= Given problem =
Below are some records. Pull every line that contains the word "hinab".

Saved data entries
----------

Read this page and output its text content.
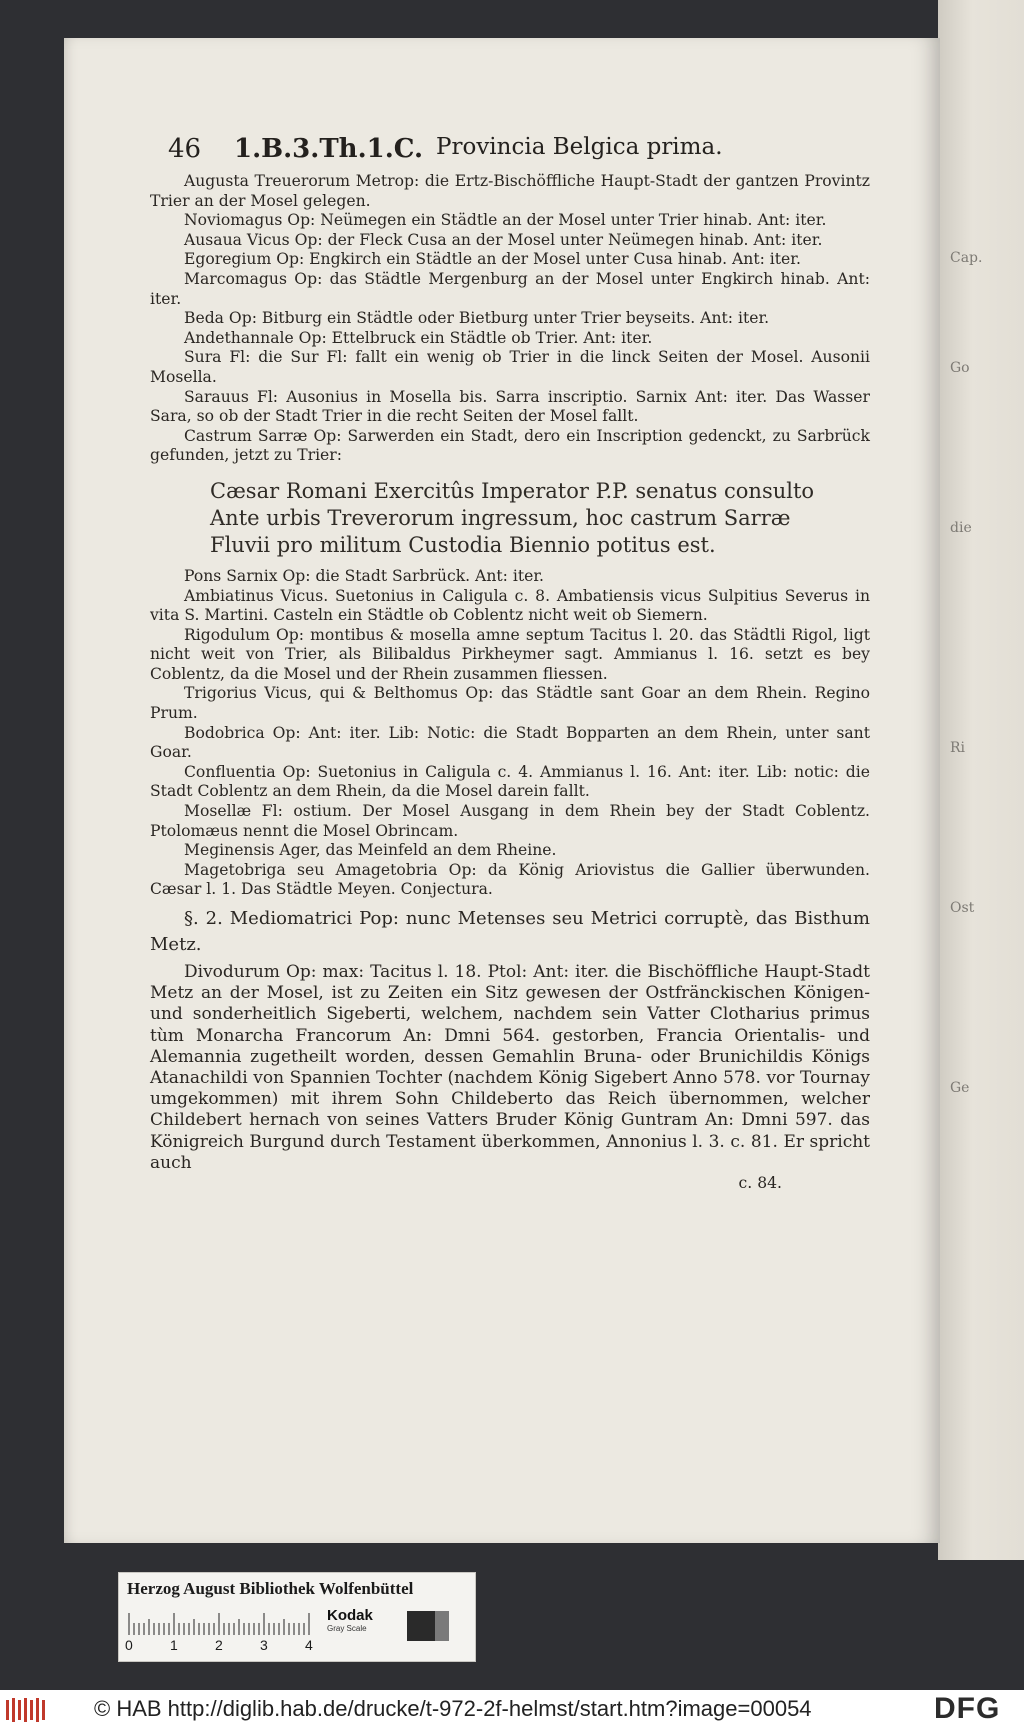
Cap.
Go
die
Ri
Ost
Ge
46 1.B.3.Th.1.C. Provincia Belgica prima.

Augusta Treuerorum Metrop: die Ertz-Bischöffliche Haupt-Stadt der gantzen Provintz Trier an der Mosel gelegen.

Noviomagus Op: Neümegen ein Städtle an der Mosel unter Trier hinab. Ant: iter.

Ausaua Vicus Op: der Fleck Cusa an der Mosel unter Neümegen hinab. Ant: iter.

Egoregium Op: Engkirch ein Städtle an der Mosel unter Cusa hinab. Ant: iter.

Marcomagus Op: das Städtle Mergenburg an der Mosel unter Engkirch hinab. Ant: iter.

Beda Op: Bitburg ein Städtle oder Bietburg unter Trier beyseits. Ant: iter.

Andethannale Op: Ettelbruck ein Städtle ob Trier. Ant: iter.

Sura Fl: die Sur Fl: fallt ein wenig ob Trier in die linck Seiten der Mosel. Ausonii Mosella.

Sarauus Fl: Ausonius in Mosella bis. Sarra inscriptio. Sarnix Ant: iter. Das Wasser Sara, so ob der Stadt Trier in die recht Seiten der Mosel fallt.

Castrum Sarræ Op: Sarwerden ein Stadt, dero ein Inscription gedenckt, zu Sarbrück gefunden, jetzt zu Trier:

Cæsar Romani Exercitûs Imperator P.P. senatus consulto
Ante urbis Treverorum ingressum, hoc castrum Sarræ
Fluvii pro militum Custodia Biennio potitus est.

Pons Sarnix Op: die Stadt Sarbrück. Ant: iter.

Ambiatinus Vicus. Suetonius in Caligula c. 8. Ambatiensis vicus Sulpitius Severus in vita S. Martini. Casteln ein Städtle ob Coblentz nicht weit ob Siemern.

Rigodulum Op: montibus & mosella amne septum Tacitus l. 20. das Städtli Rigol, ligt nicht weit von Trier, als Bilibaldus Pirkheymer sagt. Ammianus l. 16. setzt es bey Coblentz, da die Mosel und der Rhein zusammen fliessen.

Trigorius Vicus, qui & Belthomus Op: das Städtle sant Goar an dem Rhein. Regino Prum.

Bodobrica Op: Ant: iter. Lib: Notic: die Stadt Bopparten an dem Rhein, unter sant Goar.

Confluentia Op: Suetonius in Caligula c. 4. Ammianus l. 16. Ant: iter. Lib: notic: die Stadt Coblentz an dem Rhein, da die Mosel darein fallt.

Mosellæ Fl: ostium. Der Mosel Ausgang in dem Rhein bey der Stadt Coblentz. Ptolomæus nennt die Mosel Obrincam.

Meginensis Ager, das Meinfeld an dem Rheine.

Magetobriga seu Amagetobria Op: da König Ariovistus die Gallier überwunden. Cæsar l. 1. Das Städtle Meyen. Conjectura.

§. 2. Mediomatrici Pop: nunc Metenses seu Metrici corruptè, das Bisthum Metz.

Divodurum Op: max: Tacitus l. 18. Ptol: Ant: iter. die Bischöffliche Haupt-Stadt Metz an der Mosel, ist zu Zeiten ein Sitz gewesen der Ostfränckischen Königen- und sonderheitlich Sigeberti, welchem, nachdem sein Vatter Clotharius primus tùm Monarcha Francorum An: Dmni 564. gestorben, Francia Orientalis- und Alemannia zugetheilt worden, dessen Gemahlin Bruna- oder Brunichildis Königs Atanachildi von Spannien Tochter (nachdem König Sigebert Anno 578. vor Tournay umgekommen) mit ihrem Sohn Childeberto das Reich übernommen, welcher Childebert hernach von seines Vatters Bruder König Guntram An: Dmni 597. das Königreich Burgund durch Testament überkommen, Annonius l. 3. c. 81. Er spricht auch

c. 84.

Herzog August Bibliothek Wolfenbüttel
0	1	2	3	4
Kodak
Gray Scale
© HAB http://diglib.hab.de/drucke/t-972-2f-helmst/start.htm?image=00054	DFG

----------

= Result of the exercise =
Noviomagus Op: Neümegen ein Städtle an der Mosel unter Trier hinab. Ant: iter.
Ausaua Vicus Op: der Fleck Cusa an der Mosel unter Neümegen hinab. Ant: iter.
Egoregium Op: Engkirch ein Städtle an der Mosel unter Cusa hinab. Ant: iter.
Marcomagus Op: das Städtle Mergenburg an der Mosel unter Engkirch hinab. Ant: iter.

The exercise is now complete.